» **The task**:
Copy out word for word every line of the data below, from the line containing "heatmap-cell-crackdown-2025-08-17 — [368, 84, 412, 100]" down to the line containing "heatmap-cell-album-2025-08-11 — [113, 28, 157, 44]", including both of those lines.
:::::
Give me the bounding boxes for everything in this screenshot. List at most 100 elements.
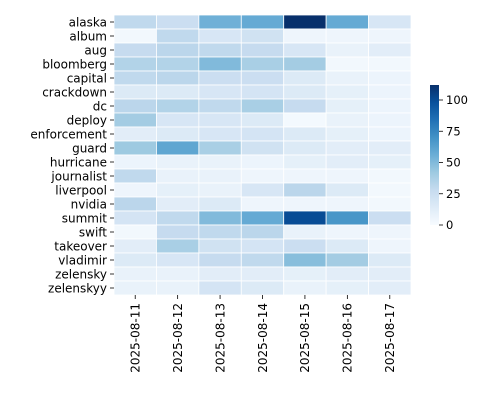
heatmap-cell-crackdown-2025-08-17 — [368, 84, 412, 100]
heatmap-cell-liverpool-2025-08-17 — [368, 182, 412, 198]
heatmap-cell-zelensky-2025-08-15 — [283, 266, 327, 282]
heatmap-cell-bloomberg-2025-08-11 — [113, 56, 157, 72]
heatmap-cell-hurricane-2025-08-13 — [198, 154, 242, 170]
x-tick-label-2025-08-17: 2025-08-17 — [383, 303, 397, 373]
heatmap-cell-enforcement-2025-08-12 — [156, 126, 200, 142]
heatmap-cell-summit-2025-08-15 — [283, 210, 327, 226]
heatmap-cell-zelenskyy-2025-08-14 — [240, 280, 285, 296]
heatmap-cell-bloomberg-2025-08-15 — [283, 56, 327, 72]
heatmap-cell-vladimir-2025-08-16 — [325, 252, 369, 268]
heatmap-cell-zelenskyy-2025-08-11 — [113, 280, 157, 296]
heatmap-cell-album-2025-08-11 — [113, 28, 157, 44]
heatmap-cell-liverpool-2025-08-11 — [113, 182, 157, 198]
heatmap-cell-aug-2025-08-11 — [113, 42, 157, 58]
y-tick-label-crackdown: crackdown — [42, 85, 107, 99]
heatmap-cell-zelenskyy-2025-08-16 — [325, 280, 369, 296]
heatmap-cell-summit-2025-08-12 — [156, 210, 200, 226]
heatmap-cell-guard-2025-08-17 — [368, 140, 412, 156]
heatmap-cell-guard-2025-08-13 — [198, 140, 242, 156]
heatmap-cell-bloomberg-2025-08-16 — [325, 56, 369, 72]
y-tick-label-aug: aug — [84, 43, 107, 57]
heatmap-cell-enforcement-2025-08-11 — [113, 126, 157, 142]
heatmap-cell-guard-2025-08-12 — [156, 140, 200, 156]
heatmap-cell-takeover-2025-08-11 — [113, 238, 157, 254]
heatmap-cell-hurricane-2025-08-14 — [240, 154, 285, 170]
x-tick-label-2025-08-12: 2025-08-12 — [171, 303, 185, 373]
heatmap-cell-deploy-2025-08-13 — [198, 112, 242, 128]
heatmap-cell-liverpool-2025-08-15 — [283, 182, 327, 198]
heatmap-cell-zelensky-2025-08-11 — [113, 266, 157, 282]
heatmap-cell-journalist-2025-08-14 — [240, 168, 285, 184]
heatmap-cell-zelenskyy-2025-08-12 — [156, 280, 200, 296]
heatmap-cell-nvidia-2025-08-15 — [283, 196, 327, 212]
heatmap-cell-capital-2025-08-11 — [113, 70, 157, 86]
heatmap-cell-capital-2025-08-14 — [240, 70, 285, 86]
y-tick-label-summit: summit — [62, 211, 108, 225]
heatmap-cell-liverpool-2025-08-13 — [198, 182, 242, 198]
heatmap-cell-deploy-2025-08-11 — [113, 112, 157, 128]
heatmap-cell-summit-2025-08-16 — [325, 210, 369, 226]
heatmap-cell-aug-2025-08-17 — [368, 42, 412, 58]
heatmap-cell-album-2025-08-12 — [156, 28, 200, 44]
heatmap-cell-album-2025-08-13 — [198, 28, 242, 44]
heatmap-cell-capital-2025-08-16 — [325, 70, 369, 86]
heatmap-cell-deploy-2025-08-16 — [325, 112, 369, 128]
x-tick-label-2025-08-15: 2025-08-15 — [298, 303, 312, 373]
heatmap-cell-album-2025-08-16 — [325, 28, 369, 44]
heatmap-cell-aug-2025-08-15 — [283, 42, 327, 58]
heatmap-cell-liverpool-2025-08-12 — [156, 182, 200, 198]
heatmap-cell-deploy-2025-08-17 — [368, 112, 412, 128]
heatmap-cell-zelensky-2025-08-14 — [240, 266, 285, 282]
heatmap-cell-alaska-2025-08-17 — [368, 14, 412, 30]
heatmap-cell-swift-2025-08-15 — [283, 224, 327, 240]
heatmap-cell-dc-2025-08-13 — [198, 98, 242, 114]
heatmap-cell-swift-2025-08-12 — [156, 224, 200, 240]
y-tick-labels: alaskaalbumaugbloombergcapitalcrackdownd… — [30, 15, 114, 295]
colorbar-gradient — [430, 85, 439, 225]
heatmap-cell-dc-2025-08-15 — [283, 98, 327, 114]
heatmap-cell-crackdown-2025-08-13 — [198, 84, 242, 100]
y-tick-label-enforcement: enforcement — [30, 127, 107, 141]
heatmap-cell-vladimir-2025-08-12 — [156, 252, 200, 268]
y-tick-label-capital: capital — [67, 71, 107, 85]
heatmap-cell-nvidia-2025-08-16 — [325, 196, 369, 212]
y-tick-label-hurricane: hurricane — [50, 155, 107, 169]
heatmap-cell-nvidia-2025-08-14 — [240, 196, 285, 212]
colorbar-tick-label-50: 50 — [446, 156, 461, 170]
y-tick-label-alaska: alaska — [69, 15, 107, 29]
heatmap-cell-swift-2025-08-11 — [113, 224, 157, 240]
colorbar: 0 25 50 75 100 — [430, 85, 468, 232]
heatmap-cell-liverpool-2025-08-16 — [325, 182, 369, 198]
heatmap-cell-bloomberg-2025-08-12 — [156, 56, 200, 72]
heatmap-cell-vladimir-2025-08-11 — [113, 252, 157, 268]
heatmap-cell-alaska-2025-08-14 — [240, 14, 285, 30]
heatmap-cell-guard-2025-08-11 — [113, 140, 157, 156]
y-tick-label-dc: dc — [93, 99, 107, 113]
heatmap-cell-zelenskyy-2025-08-17 — [368, 280, 412, 296]
heatmap-cell-journalist-2025-08-12 — [156, 168, 200, 184]
heatmap-cell-swift-2025-08-13 — [198, 224, 242, 240]
heatmap-cell-takeover-2025-08-12 — [156, 238, 200, 254]
heatmap-cell-summit-2025-08-17 — [368, 210, 412, 226]
x-tick-label-2025-08-14: 2025-08-14 — [256, 303, 270, 373]
heatmap-cell-dc-2025-08-11 — [113, 98, 157, 114]
heatmap-cell-guard-2025-08-15 — [283, 140, 327, 156]
y-tick-label-nvidia: nvidia — [71, 197, 107, 211]
heatmap-cell-aug-2025-08-14 — [240, 42, 285, 58]
heatmap-cell-hurricane-2025-08-17 — [368, 154, 412, 170]
y-tick-label-swift: swift — [79, 225, 107, 239]
heatmap-cell-bloomberg-2025-08-13 — [198, 56, 242, 72]
heatmap-cell-journalist-2025-08-17 — [368, 168, 412, 184]
colorbar-tick-label-25: 25 — [446, 187, 461, 201]
x-tick-labels: 2025-08-11 2025-08-12 2025-08-13 2025-08-14… — [129, 295, 397, 373]
heatmap-cell-enforcement-2025-08-16 — [325, 126, 369, 142]
heatmap-cell-zelensky-2025-08-13 — [198, 266, 242, 282]
heatmap-cell-capital-2025-08-17 — [368, 70, 412, 86]
heatmap-cell-hurricane-2025-08-11 — [113, 154, 157, 170]
y-tick-label-vladimir: vladimir — [58, 253, 107, 267]
heatmap-cell-album-2025-08-15 — [283, 28, 327, 44]
heatmap-cell-bloomberg-2025-08-14 — [240, 56, 285, 72]
x-tick-label-2025-08-11: 2025-08-11 — [129, 303, 143, 373]
y-tick-label-zelensky: zelensky — [55, 267, 107, 281]
heatmap-cell-journalist-2025-08-15 — [283, 168, 327, 184]
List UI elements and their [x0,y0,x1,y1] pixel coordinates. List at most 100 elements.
:::::
» **Answer to this exercise**:
heatmap-cell-crackdown-2025-08-17 — [368, 84, 412, 100]
heatmap-cell-liverpool-2025-08-17 — [368, 182, 412, 198]
heatmap-cell-zelensky-2025-08-15 — [283, 266, 327, 282]
heatmap-cell-bloomberg-2025-08-11 — [113, 56, 157, 72]
heatmap-cell-hurricane-2025-08-13 — [198, 154, 242, 170]
x-tick-label-2025-08-17: 2025-08-17 — [383, 303, 397, 373]
heatmap-cell-enforcement-2025-08-12 — [156, 126, 200, 142]
heatmap-cell-summit-2025-08-15 — [283, 210, 327, 226]
heatmap-cell-zelenskyy-2025-08-14 — [240, 280, 285, 296]
heatmap-cell-bloomberg-2025-08-15 — [283, 56, 327, 72]
heatmap-cell-vladimir-2025-08-16 — [325, 252, 369, 268]
heatmap-cell-zelenskyy-2025-08-11 — [113, 280, 157, 296]
heatmap-cell-album-2025-08-11 — [113, 28, 157, 44]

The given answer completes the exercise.